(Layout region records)
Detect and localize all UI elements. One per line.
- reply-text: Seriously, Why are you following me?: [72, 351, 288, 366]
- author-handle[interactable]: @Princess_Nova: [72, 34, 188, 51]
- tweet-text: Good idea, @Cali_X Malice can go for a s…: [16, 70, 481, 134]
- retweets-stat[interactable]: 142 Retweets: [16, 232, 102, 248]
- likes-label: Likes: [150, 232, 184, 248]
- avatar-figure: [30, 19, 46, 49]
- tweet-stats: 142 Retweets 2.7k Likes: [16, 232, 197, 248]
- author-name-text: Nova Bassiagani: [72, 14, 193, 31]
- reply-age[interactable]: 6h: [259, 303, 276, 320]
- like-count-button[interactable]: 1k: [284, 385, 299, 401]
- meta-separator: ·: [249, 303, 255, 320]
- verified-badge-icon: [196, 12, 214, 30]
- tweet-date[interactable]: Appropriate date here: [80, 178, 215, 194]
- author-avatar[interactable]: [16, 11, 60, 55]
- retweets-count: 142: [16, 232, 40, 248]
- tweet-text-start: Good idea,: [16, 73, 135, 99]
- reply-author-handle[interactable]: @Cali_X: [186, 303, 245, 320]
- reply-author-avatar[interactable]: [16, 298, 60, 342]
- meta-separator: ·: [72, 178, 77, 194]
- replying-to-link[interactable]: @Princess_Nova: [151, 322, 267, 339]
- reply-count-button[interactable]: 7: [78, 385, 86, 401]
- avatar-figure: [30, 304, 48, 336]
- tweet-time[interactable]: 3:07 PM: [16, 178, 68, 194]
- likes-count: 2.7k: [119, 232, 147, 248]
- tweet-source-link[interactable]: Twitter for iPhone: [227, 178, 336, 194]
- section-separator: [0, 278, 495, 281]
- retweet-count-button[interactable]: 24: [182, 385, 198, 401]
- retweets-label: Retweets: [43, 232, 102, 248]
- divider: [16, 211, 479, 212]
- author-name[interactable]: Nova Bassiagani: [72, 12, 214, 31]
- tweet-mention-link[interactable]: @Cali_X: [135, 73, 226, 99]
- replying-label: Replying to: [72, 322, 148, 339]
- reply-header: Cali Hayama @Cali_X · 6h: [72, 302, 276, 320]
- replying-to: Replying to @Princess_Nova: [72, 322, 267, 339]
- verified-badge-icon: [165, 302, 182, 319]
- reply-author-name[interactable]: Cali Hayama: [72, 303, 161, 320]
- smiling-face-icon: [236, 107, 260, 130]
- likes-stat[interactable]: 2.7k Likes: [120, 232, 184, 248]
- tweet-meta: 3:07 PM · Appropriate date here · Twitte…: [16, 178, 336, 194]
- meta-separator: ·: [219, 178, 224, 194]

* **Task description**:
Copy every line of the material above, changing nothing.

* **Correct result**:
Detect and localize all UI elements. One per line.
- reply-text: Seriously, Why are you following me?: [72, 351, 288, 366]
- author-handle[interactable]: @Princess_Nova: [72, 34, 188, 51]
- tweet-text: Good idea, @Cali_X Malice can go for a s…: [16, 70, 481, 134]
- retweets-stat[interactable]: 142 Retweets: [16, 232, 102, 248]
- likes-label: Likes: [150, 232, 184, 248]
- avatar-figure: [30, 19, 46, 49]
- tweet-stats: 142 Retweets 2.7k Likes: [16, 232, 197, 248]
- author-name-text: Nova Bassiagani: [72, 14, 193, 31]
- reply-age[interactable]: 6h: [259, 303, 276, 320]
- like-count-button[interactable]: 1k: [284, 385, 299, 401]
- meta-separator: ·: [249, 303, 255, 320]
- verified-badge-icon: [196, 12, 214, 30]
- tweet-date[interactable]: Appropriate date here: [80, 178, 215, 194]
- author-avatar[interactable]: [16, 11, 60, 55]
- retweets-count: 142: [16, 232, 40, 248]
- tweet-text-start: Good idea,: [16, 73, 135, 99]
- reply-author-handle[interactable]: @Cali_X: [186, 303, 245, 320]
- reply-author-avatar[interactable]: [16, 298, 60, 342]
- meta-separator: ·: [72, 178, 77, 194]
- replying-to-link[interactable]: @Princess_Nova: [151, 322, 267, 339]
- reply-count-button[interactable]: 7: [78, 385, 86, 401]
- avatar-figure: [30, 304, 48, 336]
- tweet-time[interactable]: 3:07 PM: [16, 178, 68, 194]
- likes-count: 2.7k: [119, 232, 147, 248]
- tweet-source-link[interactable]: Twitter for iPhone: [227, 178, 336, 194]
- section-separator: [0, 278, 495, 281]
- retweet-count-button[interactable]: 24: [182, 385, 198, 401]
- retweets-label: Retweets: [43, 232, 102, 248]
- divider: [16, 211, 479, 212]
- author-name[interactable]: Nova Bassiagani: [72, 12, 214, 31]
- tweet-mention-link[interactable]: @Cali_X: [135, 73, 226, 99]
- replying-label: Replying to: [72, 322, 148, 339]
- reply-header: Cali Hayama @Cali_X · 6h: [72, 302, 276, 320]
- replying-to: Replying to @Princess_Nova: [72, 322, 267, 339]
- verified-badge-icon: [165, 302, 182, 319]
- reply-author-name[interactable]: Cali Hayama: [72, 303, 161, 320]
- smiling-face-icon: [236, 107, 260, 130]
- likes-stat[interactable]: 2.7k Likes: [120, 232, 184, 248]
- tweet-meta: 3:07 PM · Appropriate date here · Twitte…: [16, 178, 336, 194]
- meta-separator: ·: [219, 178, 224, 194]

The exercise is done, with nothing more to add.